_PROMPT_. The answer is one number: how many lines in the data below hold "Positive".

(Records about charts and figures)
────────────────

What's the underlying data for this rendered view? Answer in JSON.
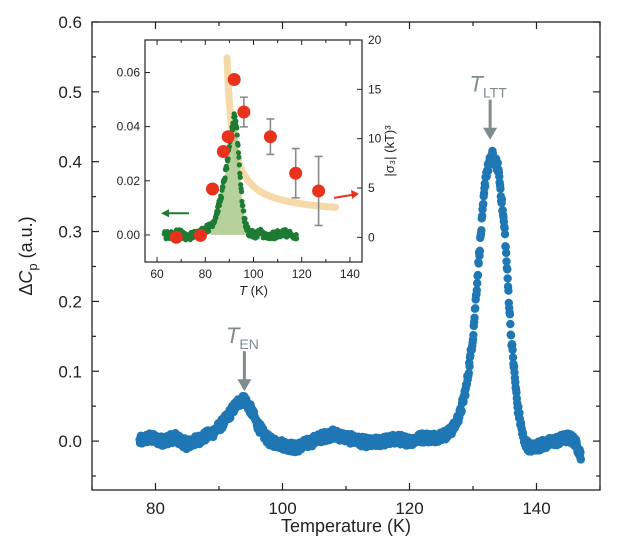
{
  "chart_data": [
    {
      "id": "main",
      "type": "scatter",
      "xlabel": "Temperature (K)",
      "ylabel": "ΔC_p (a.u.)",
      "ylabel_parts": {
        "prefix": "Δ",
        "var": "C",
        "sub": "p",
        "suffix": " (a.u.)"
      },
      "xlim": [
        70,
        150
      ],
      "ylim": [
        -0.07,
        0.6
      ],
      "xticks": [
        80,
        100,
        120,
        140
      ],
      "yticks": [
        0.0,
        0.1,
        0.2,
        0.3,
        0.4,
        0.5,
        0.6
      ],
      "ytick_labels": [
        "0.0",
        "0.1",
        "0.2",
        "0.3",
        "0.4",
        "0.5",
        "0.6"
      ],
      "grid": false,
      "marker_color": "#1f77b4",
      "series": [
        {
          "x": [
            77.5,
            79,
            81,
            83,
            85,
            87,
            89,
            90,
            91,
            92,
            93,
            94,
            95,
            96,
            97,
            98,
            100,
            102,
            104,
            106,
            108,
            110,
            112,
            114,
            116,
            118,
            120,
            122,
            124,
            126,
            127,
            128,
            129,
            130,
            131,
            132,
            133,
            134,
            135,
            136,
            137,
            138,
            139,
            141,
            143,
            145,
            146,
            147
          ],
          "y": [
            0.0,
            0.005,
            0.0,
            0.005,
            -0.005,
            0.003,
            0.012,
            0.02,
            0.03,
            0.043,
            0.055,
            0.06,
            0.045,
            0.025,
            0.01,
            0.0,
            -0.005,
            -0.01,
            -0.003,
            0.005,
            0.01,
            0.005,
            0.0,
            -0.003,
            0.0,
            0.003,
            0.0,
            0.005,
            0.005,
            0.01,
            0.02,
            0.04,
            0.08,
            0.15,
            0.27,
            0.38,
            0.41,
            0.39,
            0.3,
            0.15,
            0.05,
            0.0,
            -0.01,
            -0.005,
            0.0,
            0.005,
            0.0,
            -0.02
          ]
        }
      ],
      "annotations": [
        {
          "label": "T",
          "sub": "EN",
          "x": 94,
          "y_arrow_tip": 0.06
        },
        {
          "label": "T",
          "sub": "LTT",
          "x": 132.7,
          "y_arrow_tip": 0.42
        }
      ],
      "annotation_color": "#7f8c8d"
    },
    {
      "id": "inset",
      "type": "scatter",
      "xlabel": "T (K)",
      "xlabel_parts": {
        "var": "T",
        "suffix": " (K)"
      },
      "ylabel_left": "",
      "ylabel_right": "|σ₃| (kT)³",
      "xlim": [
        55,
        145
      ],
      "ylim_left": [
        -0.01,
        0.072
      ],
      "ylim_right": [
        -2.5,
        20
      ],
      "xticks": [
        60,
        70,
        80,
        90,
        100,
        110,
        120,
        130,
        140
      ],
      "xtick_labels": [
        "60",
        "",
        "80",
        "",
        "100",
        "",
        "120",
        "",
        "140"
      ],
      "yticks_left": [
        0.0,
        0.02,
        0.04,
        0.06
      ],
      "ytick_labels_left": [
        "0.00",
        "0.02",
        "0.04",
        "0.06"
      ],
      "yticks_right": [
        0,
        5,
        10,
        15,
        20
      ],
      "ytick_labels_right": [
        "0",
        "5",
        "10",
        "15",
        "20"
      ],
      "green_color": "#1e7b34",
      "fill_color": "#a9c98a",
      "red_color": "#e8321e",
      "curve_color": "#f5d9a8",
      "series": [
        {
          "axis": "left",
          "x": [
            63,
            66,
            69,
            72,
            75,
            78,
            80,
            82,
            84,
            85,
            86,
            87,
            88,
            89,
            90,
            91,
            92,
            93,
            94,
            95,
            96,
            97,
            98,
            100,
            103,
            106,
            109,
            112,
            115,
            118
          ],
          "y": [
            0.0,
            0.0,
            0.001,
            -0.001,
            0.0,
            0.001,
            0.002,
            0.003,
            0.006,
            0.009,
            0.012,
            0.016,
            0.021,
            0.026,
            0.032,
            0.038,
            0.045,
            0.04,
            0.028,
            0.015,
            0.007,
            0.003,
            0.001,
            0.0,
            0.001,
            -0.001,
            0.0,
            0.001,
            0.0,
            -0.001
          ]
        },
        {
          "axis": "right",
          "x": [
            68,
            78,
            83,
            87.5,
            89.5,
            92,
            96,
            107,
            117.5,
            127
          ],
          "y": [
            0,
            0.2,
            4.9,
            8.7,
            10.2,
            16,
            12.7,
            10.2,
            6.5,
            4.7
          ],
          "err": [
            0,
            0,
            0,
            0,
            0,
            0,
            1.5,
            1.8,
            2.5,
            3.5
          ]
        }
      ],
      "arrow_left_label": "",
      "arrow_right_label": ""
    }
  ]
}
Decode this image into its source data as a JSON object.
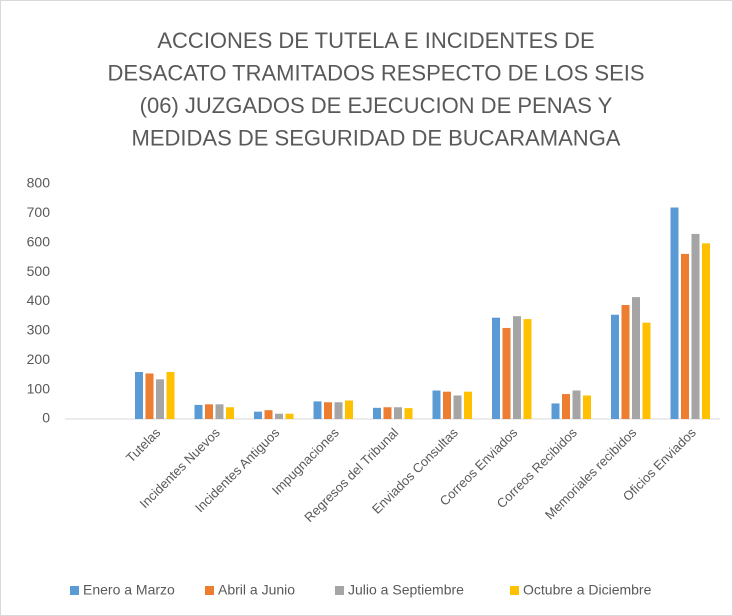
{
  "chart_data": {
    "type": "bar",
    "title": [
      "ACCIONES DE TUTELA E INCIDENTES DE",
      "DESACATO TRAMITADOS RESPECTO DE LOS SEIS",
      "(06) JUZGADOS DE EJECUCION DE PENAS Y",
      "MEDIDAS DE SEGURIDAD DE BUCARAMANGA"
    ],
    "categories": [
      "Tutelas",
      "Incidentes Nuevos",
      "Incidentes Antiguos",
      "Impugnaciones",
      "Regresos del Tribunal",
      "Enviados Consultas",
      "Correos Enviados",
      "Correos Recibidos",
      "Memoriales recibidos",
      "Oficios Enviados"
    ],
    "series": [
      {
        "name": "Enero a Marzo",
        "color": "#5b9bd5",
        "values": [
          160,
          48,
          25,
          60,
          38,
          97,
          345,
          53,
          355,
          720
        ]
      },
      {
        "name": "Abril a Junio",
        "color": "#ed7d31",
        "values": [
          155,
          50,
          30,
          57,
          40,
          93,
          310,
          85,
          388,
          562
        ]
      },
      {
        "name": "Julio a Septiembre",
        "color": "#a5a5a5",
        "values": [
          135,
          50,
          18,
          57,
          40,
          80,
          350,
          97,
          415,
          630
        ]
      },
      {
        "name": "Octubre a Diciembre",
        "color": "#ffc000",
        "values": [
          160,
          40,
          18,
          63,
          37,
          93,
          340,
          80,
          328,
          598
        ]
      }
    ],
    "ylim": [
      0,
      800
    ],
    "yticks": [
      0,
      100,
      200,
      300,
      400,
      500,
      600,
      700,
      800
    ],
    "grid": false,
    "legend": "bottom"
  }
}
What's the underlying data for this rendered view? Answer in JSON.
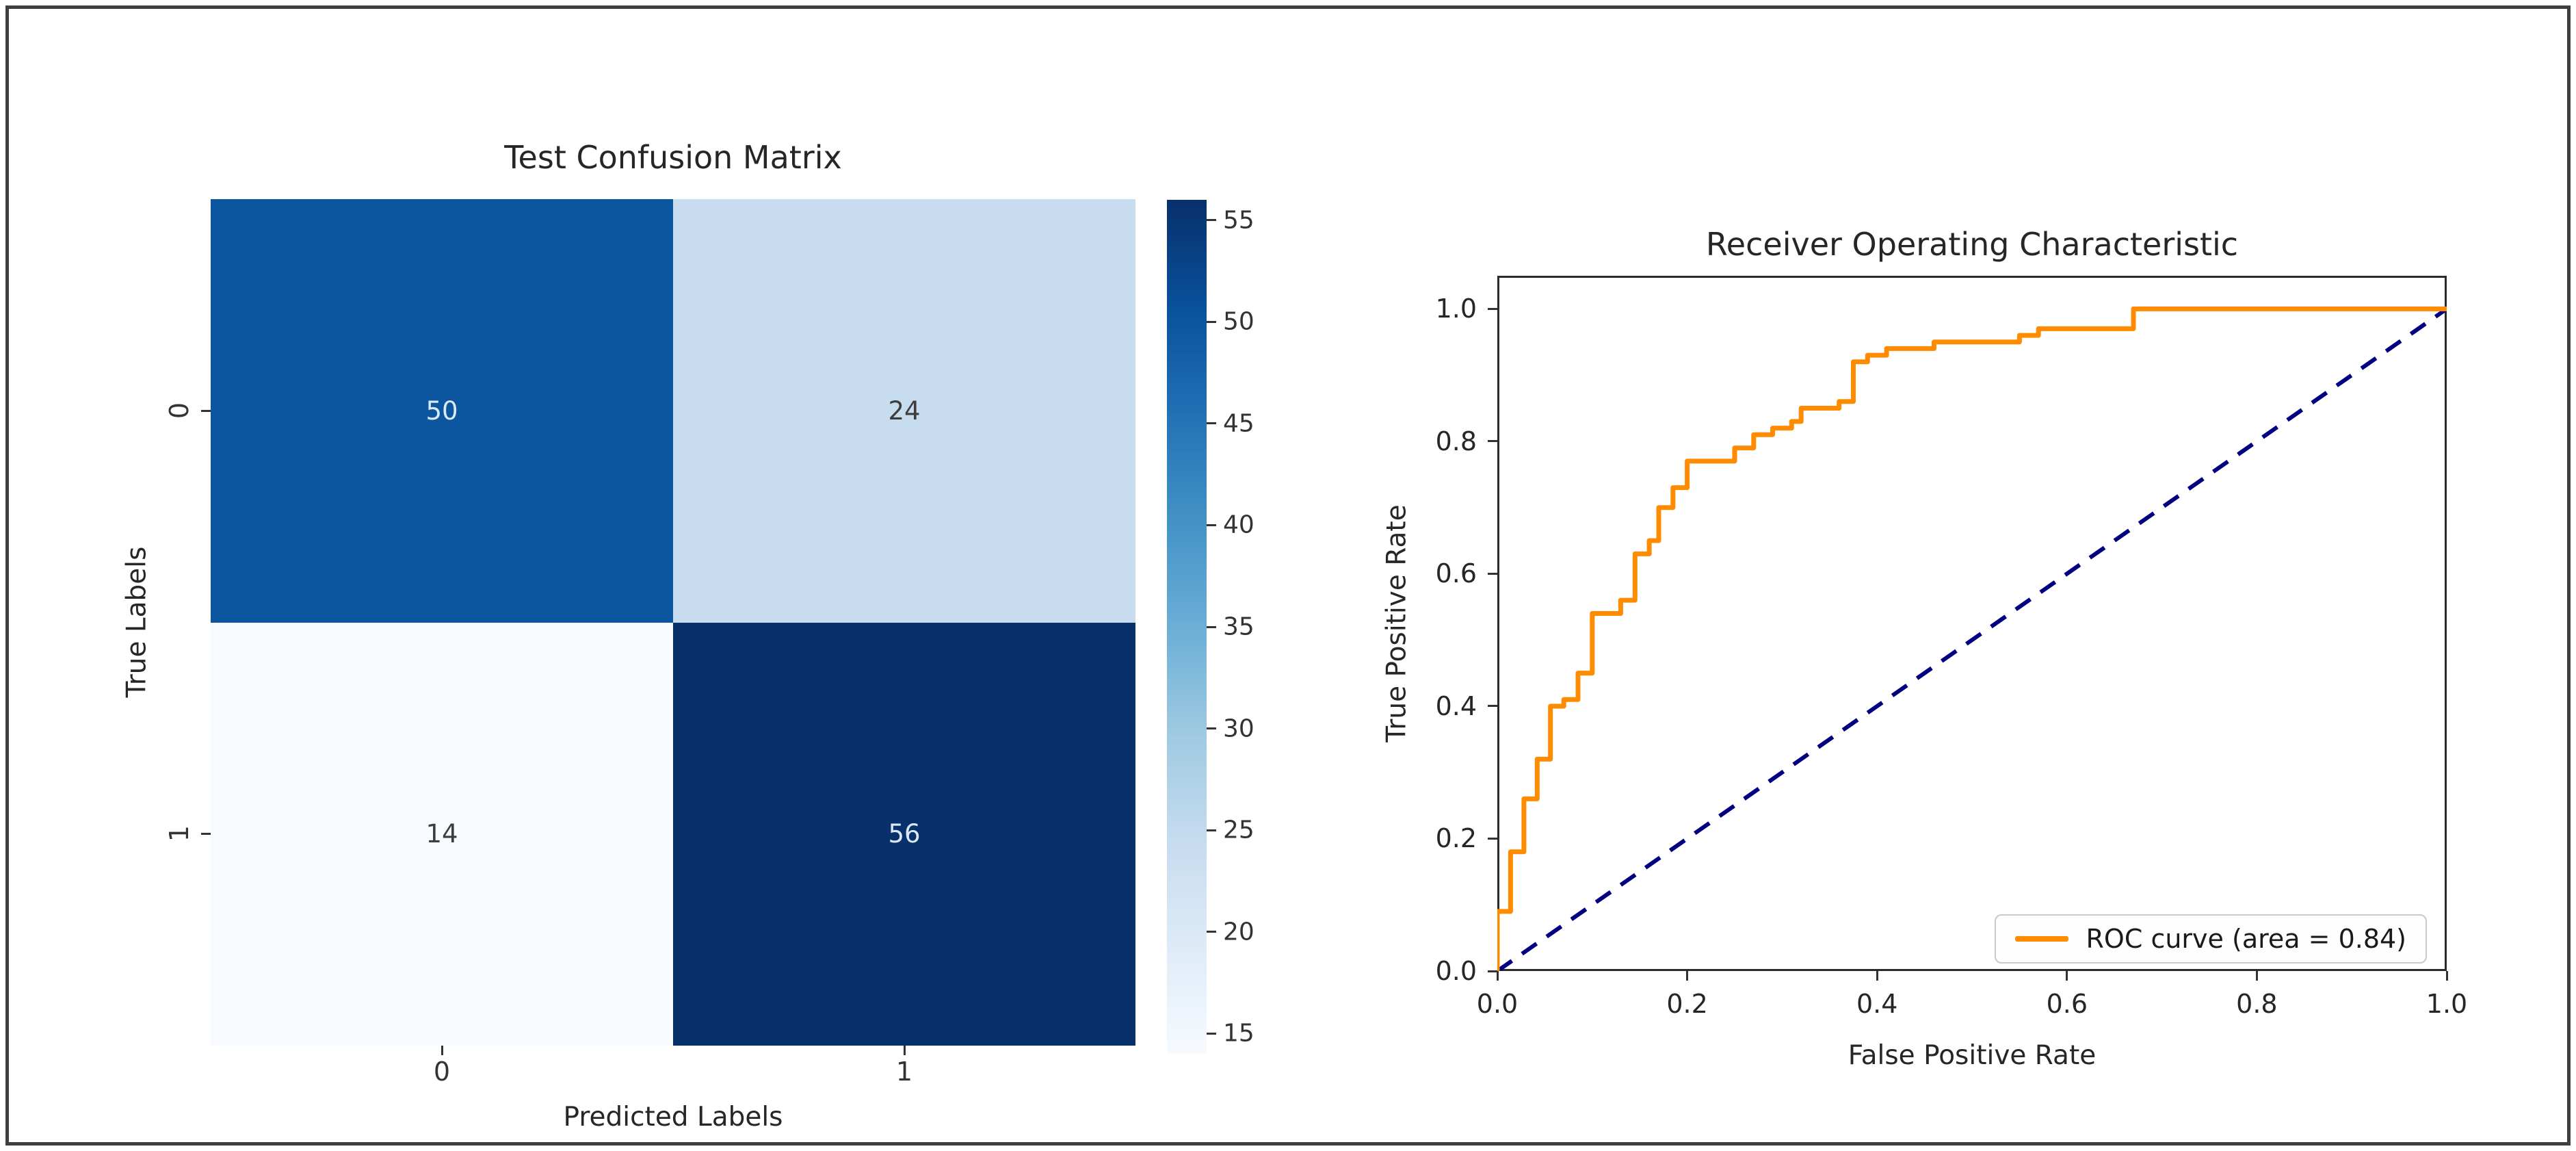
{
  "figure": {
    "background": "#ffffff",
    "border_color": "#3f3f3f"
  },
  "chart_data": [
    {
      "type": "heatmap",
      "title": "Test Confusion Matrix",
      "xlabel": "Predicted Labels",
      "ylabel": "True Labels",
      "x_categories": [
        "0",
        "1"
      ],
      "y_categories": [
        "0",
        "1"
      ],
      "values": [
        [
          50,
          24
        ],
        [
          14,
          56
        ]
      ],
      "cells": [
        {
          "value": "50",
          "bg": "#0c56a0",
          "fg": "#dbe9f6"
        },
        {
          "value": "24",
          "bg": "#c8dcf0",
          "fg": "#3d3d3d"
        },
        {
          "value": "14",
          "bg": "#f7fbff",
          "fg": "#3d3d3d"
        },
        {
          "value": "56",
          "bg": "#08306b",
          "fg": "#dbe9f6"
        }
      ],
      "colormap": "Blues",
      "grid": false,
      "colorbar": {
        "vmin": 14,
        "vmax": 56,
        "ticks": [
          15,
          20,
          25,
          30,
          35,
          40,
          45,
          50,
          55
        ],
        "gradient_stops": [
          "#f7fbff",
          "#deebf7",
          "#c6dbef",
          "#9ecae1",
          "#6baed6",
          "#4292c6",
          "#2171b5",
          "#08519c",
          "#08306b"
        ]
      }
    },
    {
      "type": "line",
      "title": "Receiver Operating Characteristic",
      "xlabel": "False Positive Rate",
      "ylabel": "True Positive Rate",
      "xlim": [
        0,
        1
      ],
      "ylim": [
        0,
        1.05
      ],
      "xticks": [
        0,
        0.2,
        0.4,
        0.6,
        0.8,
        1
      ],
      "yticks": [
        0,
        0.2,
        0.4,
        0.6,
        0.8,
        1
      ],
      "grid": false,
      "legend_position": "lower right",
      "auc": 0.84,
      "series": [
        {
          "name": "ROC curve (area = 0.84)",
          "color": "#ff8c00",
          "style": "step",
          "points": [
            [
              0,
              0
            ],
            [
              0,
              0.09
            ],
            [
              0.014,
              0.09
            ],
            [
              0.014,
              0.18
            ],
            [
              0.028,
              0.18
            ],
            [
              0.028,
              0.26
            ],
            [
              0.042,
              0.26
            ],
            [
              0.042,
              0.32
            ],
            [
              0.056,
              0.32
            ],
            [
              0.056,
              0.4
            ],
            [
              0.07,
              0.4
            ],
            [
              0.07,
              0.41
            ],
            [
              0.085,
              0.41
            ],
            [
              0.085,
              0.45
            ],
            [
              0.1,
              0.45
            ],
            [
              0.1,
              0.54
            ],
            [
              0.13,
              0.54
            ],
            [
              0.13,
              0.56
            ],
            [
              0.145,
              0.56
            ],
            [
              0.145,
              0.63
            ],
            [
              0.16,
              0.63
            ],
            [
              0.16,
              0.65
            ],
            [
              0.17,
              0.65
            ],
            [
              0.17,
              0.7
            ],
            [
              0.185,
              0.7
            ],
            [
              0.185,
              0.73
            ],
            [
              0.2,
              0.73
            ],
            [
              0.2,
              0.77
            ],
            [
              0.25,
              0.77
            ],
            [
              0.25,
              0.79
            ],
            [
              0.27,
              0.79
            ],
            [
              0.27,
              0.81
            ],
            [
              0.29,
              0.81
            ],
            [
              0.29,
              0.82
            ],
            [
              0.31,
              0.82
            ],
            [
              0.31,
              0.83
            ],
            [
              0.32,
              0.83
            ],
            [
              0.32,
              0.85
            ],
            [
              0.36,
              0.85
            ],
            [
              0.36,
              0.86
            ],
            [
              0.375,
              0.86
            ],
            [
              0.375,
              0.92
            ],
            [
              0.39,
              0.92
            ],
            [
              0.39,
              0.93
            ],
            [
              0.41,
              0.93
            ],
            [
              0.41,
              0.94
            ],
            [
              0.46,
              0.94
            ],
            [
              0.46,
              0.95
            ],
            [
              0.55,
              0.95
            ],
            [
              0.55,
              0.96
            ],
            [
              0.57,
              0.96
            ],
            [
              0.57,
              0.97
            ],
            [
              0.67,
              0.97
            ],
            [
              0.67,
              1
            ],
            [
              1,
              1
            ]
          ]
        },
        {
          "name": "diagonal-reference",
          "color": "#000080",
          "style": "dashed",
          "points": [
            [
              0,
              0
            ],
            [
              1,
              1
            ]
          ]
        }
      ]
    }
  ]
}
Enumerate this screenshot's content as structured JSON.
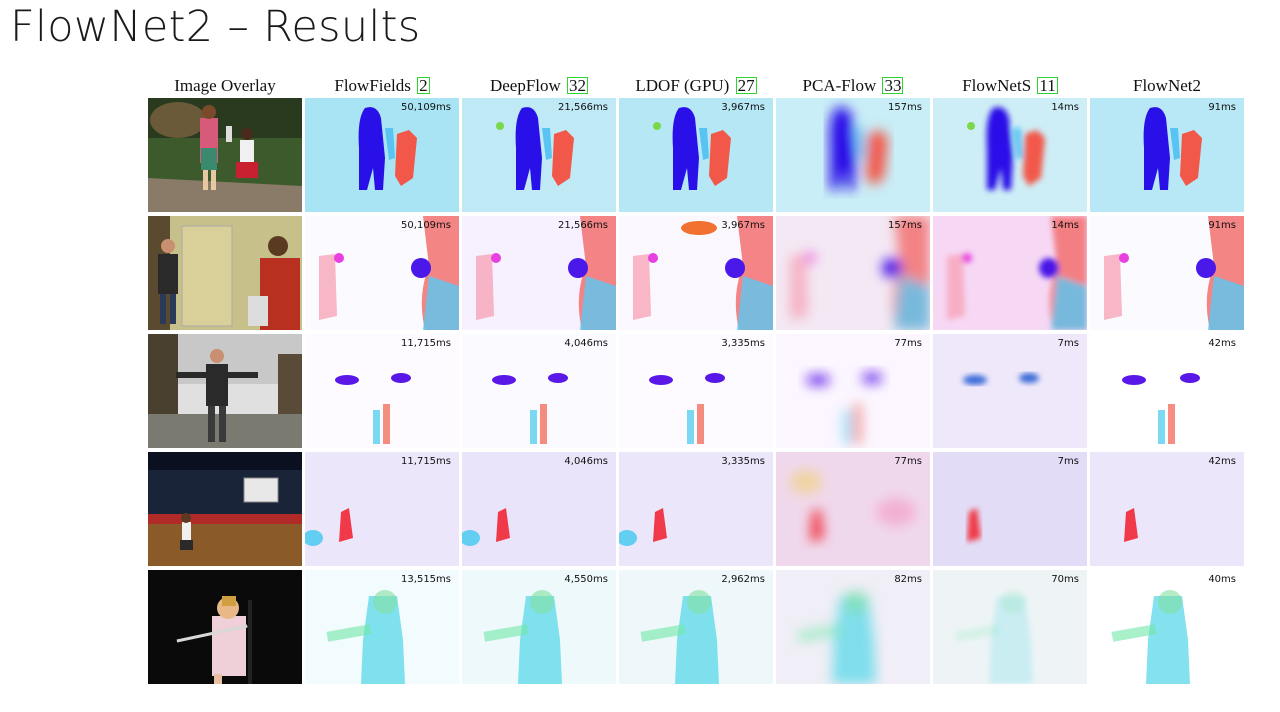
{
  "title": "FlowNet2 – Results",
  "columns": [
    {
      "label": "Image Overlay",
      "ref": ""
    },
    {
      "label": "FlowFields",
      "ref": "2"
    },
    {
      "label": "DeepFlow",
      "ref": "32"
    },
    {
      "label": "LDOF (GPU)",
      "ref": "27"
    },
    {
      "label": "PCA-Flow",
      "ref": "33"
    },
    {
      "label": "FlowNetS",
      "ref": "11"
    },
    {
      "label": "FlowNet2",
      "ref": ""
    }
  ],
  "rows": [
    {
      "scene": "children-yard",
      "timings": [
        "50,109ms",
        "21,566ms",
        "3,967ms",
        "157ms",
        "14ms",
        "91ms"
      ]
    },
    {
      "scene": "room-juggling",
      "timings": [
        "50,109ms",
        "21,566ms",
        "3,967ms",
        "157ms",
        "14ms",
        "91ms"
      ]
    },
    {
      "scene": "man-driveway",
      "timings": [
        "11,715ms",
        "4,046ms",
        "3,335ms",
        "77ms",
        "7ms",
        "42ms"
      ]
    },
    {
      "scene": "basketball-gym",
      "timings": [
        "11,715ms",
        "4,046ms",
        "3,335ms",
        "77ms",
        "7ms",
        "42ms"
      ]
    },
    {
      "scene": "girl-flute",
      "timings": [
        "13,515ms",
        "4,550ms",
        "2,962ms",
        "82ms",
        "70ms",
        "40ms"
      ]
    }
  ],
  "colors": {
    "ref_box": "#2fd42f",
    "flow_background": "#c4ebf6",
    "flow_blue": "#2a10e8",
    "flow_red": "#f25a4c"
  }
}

────────────────

_SOLUTION_. 2